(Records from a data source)

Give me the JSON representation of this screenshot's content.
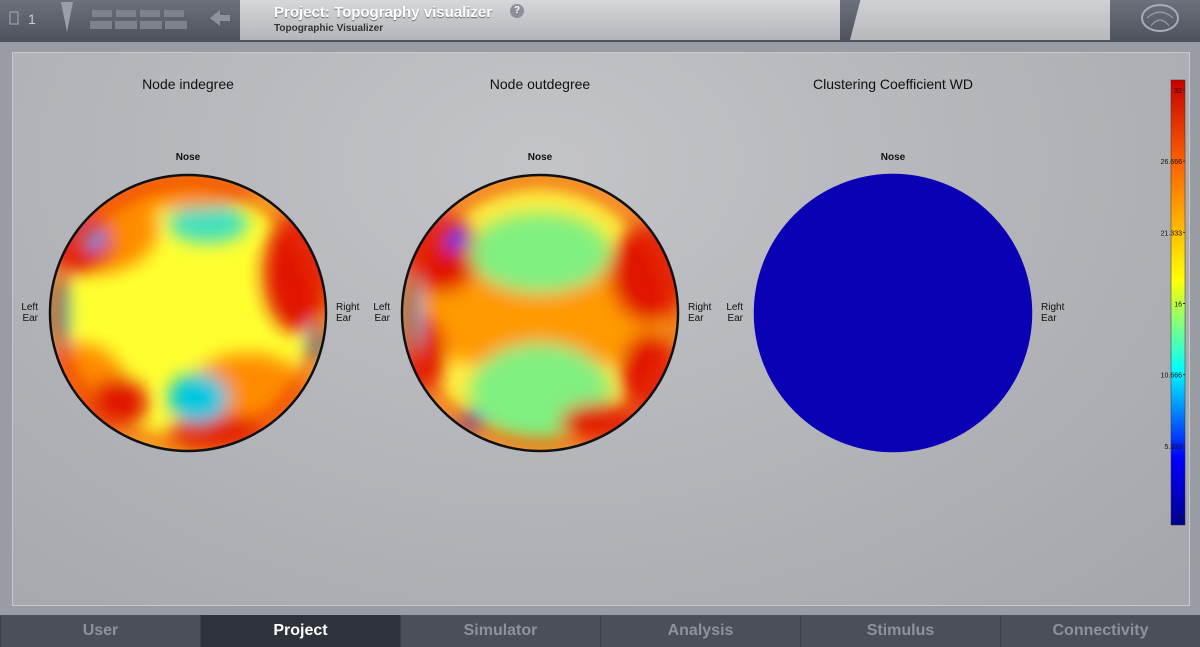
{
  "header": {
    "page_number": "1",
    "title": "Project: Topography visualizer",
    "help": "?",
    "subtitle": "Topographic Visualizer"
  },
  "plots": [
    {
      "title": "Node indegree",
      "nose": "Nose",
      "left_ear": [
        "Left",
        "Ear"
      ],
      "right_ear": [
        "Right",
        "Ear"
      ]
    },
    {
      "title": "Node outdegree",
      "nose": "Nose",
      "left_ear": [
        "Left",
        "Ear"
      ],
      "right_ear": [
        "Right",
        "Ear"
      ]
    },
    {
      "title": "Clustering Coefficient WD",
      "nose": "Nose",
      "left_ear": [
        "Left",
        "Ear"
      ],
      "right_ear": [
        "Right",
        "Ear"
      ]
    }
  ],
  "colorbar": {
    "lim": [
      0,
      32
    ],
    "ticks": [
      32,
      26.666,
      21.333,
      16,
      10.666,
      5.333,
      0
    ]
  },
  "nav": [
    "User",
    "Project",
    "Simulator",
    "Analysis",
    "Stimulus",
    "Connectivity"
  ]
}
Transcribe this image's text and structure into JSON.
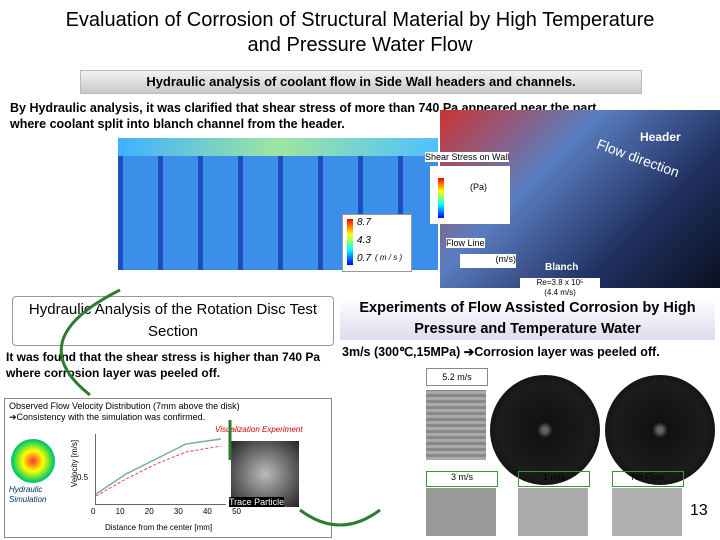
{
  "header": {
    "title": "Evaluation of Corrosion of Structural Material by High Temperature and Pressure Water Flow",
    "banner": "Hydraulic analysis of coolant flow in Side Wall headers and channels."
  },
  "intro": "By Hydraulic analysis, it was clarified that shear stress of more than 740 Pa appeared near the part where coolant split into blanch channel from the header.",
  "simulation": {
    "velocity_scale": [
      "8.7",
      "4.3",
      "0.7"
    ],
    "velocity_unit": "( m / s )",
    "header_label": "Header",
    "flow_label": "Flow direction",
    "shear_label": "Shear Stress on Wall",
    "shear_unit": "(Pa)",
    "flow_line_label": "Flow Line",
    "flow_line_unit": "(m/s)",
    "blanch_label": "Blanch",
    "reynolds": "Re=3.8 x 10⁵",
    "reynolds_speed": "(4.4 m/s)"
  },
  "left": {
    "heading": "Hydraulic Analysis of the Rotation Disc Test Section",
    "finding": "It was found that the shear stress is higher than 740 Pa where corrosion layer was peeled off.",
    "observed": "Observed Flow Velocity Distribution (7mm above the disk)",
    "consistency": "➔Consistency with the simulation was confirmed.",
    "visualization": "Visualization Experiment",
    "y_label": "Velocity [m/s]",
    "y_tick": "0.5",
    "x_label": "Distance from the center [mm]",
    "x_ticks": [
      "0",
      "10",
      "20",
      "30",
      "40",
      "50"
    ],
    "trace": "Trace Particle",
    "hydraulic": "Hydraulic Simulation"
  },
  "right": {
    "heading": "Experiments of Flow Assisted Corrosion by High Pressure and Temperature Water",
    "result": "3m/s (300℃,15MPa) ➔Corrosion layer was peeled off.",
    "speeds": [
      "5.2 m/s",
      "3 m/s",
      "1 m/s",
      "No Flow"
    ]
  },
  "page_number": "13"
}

• [Work instructions]:
Do not include the pictures. Quote only the lines from the line with "Transcribe this image's" through the end of the material, both ends included, exactly.

• [Correct response]:
Transcribe this image's text and structure into JSON.
{
  "header": {
    "title": "Evaluation of Corrosion of Structural Material by High Temperature and Pressure Water Flow",
    "banner": "Hydraulic analysis of coolant flow in Side Wall headers and channels."
  },
  "intro": "By Hydraulic analysis, it was clarified that shear stress of more than 740 Pa appeared near the part where coolant split into blanch channel from the header.",
  "simulation": {
    "velocity_scale": [
      "8.7",
      "4.3",
      "0.7"
    ],
    "velocity_unit": "( m / s )",
    "header_label": "Header",
    "flow_label": "Flow direction",
    "shear_label": "Shear Stress on Wall",
    "shear_unit": "(Pa)",
    "flow_line_label": "Flow Line",
    "flow_line_unit": "(m/s)",
    "blanch_label": "Blanch",
    "reynolds": "Re=3.8 x 10⁵",
    "reynolds_speed": "(4.4 m/s)"
  },
  "left": {
    "heading": "Hydraulic Analysis of the Rotation Disc Test Section",
    "finding": "It was found that the shear stress is higher than 740 Pa where corrosion layer was peeled off.",
    "observed": "Observed Flow Velocity Distribution (7mm above the disk)",
    "consistency": "➔Consistency with the simulation was confirmed.",
    "visualization": "Visualization Experiment",
    "y_label": "Velocity [m/s]",
    "y_tick": "0.5",
    "x_label": "Distance from the center [mm]",
    "x_ticks": [
      "0",
      "10",
      "20",
      "30",
      "40",
      "50"
    ],
    "trace": "Trace Particle",
    "hydraulic": "Hydraulic Simulation"
  },
  "right": {
    "heading": "Experiments of Flow Assisted Corrosion by High Pressure and Temperature Water",
    "result": "3m/s (300℃,15MPa) ➔Corrosion layer was peeled off.",
    "speeds": [
      "5.2 m/s",
      "3 m/s",
      "1 m/s",
      "No Flow"
    ]
  },
  "page_number": "13"
}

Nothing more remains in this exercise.